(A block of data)

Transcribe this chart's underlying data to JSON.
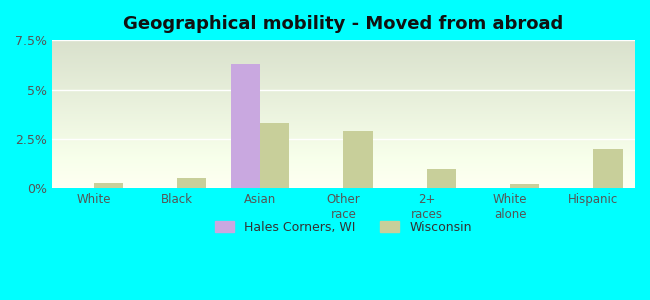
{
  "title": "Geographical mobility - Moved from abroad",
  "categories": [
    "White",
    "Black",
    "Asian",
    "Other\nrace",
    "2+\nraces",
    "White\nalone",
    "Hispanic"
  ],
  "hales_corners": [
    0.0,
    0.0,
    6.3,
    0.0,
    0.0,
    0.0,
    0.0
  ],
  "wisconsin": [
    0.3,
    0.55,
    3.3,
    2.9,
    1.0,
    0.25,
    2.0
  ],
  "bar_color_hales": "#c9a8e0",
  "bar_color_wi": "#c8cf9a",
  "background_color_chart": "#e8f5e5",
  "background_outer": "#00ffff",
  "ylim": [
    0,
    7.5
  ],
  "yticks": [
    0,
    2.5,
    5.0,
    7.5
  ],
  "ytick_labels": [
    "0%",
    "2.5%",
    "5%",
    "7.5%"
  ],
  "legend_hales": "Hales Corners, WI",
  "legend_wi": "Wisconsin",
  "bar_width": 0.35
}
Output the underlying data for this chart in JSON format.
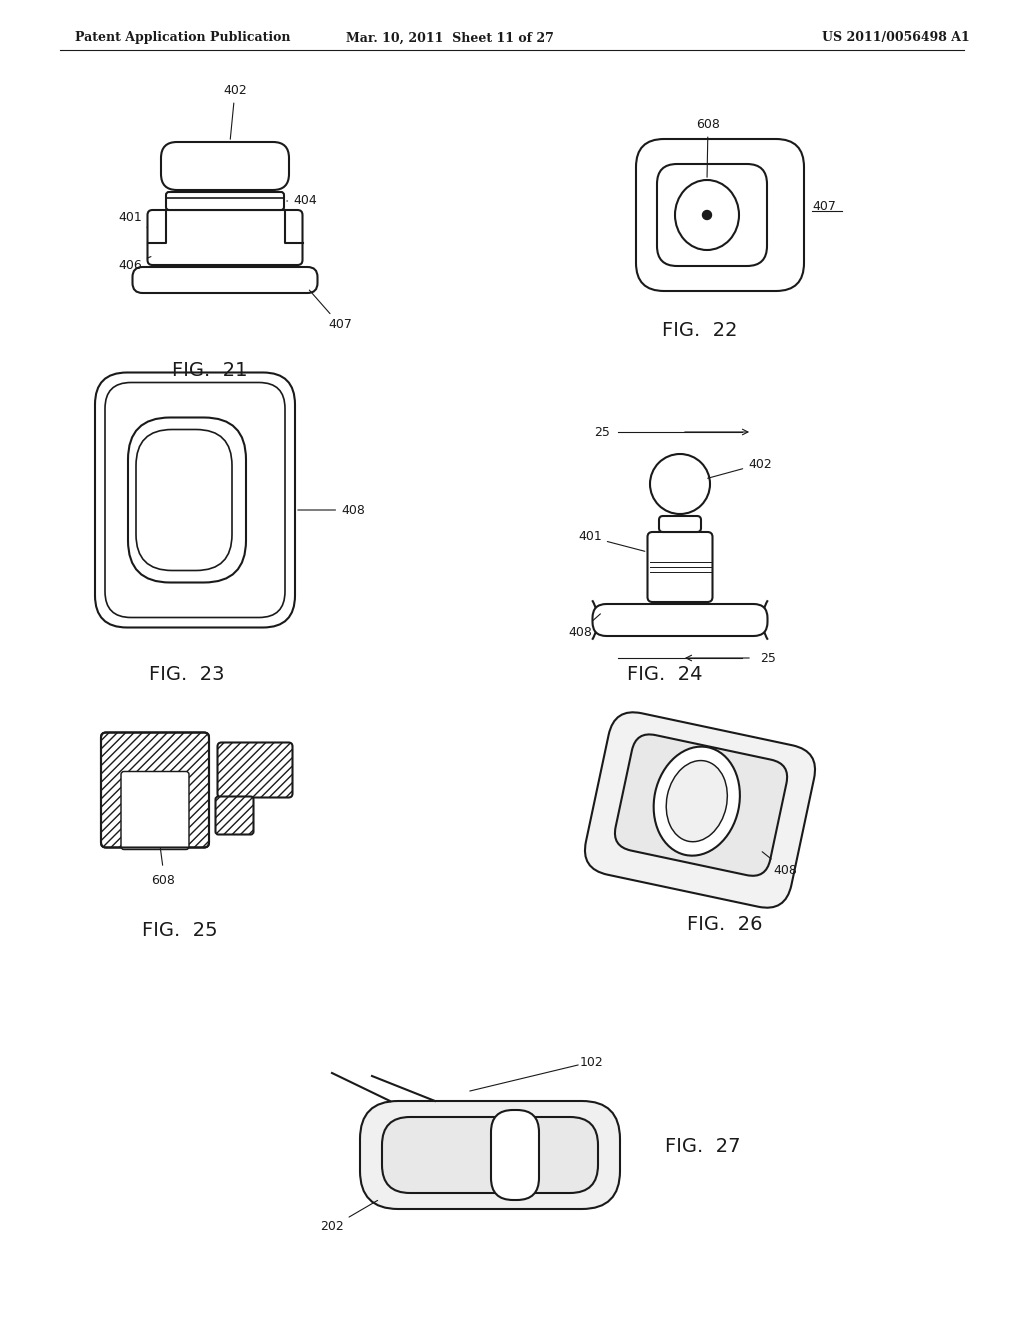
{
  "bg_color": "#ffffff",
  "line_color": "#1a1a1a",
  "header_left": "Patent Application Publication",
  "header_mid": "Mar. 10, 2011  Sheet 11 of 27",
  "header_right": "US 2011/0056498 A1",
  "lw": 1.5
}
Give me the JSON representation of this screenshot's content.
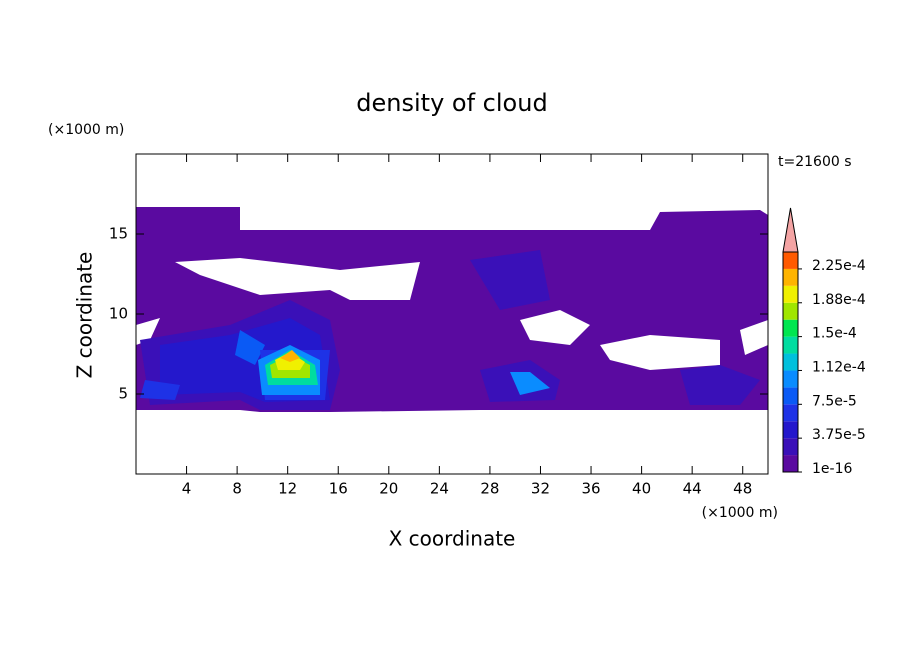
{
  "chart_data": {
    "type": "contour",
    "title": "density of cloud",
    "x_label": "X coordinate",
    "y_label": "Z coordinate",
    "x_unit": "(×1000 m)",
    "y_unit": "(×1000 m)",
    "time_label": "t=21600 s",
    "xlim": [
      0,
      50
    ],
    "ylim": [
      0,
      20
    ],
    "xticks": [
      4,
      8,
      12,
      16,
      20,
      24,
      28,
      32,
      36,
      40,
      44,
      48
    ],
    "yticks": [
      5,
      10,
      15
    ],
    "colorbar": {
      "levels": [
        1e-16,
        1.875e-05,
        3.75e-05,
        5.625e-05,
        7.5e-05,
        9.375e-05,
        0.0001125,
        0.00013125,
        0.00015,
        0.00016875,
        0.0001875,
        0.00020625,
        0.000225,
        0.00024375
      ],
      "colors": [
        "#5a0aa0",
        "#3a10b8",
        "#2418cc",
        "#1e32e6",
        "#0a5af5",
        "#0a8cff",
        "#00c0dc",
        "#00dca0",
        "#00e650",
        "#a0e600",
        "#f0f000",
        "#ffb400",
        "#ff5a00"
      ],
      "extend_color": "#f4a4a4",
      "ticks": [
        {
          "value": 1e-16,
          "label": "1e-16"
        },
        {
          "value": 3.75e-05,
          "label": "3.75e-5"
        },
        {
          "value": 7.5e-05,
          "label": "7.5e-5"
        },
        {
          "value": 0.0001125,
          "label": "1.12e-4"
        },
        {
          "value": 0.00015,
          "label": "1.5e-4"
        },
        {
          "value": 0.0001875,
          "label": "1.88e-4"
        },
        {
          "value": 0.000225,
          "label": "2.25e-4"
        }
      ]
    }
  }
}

### Objective
Quote every record above exactly, leaving out the pictures.

### Exercise solution
Transcribe this chart's underlying data to JSON.
{
  "title": "Geographical mobility - Moved from abroad",
  "categories": [
    "White",
    "Black",
    "Asian",
    "Other\nrace",
    "2+\nraces",
    "White\nalone",
    "Hispanic"
  ],
  "hales_corners": [
    0.0,
    0.0,
    6.3,
    0.0,
    0.0,
    0.0,
    0.0
  ],
  "wisconsin": [
    0.3,
    0.55,
    3.3,
    2.9,
    1.0,
    0.25,
    2.0
  ],
  "bar_color_hales": "#c9a8e0",
  "bar_color_wi": "#c8cf9a",
  "background_color_chart": "#e8f5e5",
  "background_outer": "#00ffff",
  "ylim": [
    0,
    7.5
  ],
  "yticks": [
    0,
    2.5,
    5.0,
    7.5
  ],
  "ytick_labels": [
    "0%",
    "2.5%",
    "5%",
    "7.5%"
  ],
  "legend_hales": "Hales Corners, WI",
  "legend_wi": "Wisconsin",
  "bar_width": 0.35
}
Output the underlying data for this chart in JSON format.
{
  "bg_color": "#ffffff",
  "line_color": "#1a1a1a",
  "header_left": "Patent Application Publication",
  "header_mid": "Mar. 10, 2011  Sheet 11 of 27",
  "header_right": "US 2011/0056498 A1",
  "lw": 1.5
}
Give me the JSON representation of this screenshot's content.
{
  "chart_data": {
    "type": "contour",
    "title": "density of cloud",
    "x_label": "X coordinate",
    "y_label": "Z coordinate",
    "x_unit": "(×1000 m)",
    "y_unit": "(×1000 m)",
    "time_label": "t=21600 s",
    "xlim": [
      0,
      50
    ],
    "ylim": [
      0,
      20
    ],
    "xticks": [
      4,
      8,
      12,
      16,
      20,
      24,
      28,
      32,
      36,
      40,
      44,
      48
    ],
    "yticks": [
      5,
      10,
      15
    ],
    "colorbar": {
      "levels": [
        1e-16,
        1.875e-05,
        3.75e-05,
        5.625e-05,
        7.5e-05,
        9.375e-05,
        0.0001125,
        0.00013125,
        0.00015,
        0.00016875,
        0.0001875,
        0.00020625,
        0.000225,
        0.00024375
      ],
      "colors": [
        "#5a0aa0",
        "#3a10b8",
        "#2418cc",
        "#1e32e6",
        "#0a5af5",
        "#0a8cff",
        "#00c0dc",
        "#00dca0",
        "#00e650",
        "#a0e600",
        "#f0f000",
        "#ffb400",
        "#ff5a00"
      ],
      "extend_color": "#f4a4a4",
      "ticks": [
        {
          "value": 1e-16,
          "label": "1e-16"
        },
        {
          "value": 3.75e-05,
          "label": "3.75e-5"
        },
        {
          "value": 7.5e-05,
          "label": "7.5e-5"
        },
        {
          "value": 0.0001125,
          "label": "1.12e-4"
        },
        {
          "value": 0.00015,
          "label": "1.5e-4"
        },
        {
          "value": 0.0001875,
          "label": "1.88e-4"
        },
        {
          "value": 0.000225,
          "label": "2.25e-4"
        }
      ]
    }
  }
}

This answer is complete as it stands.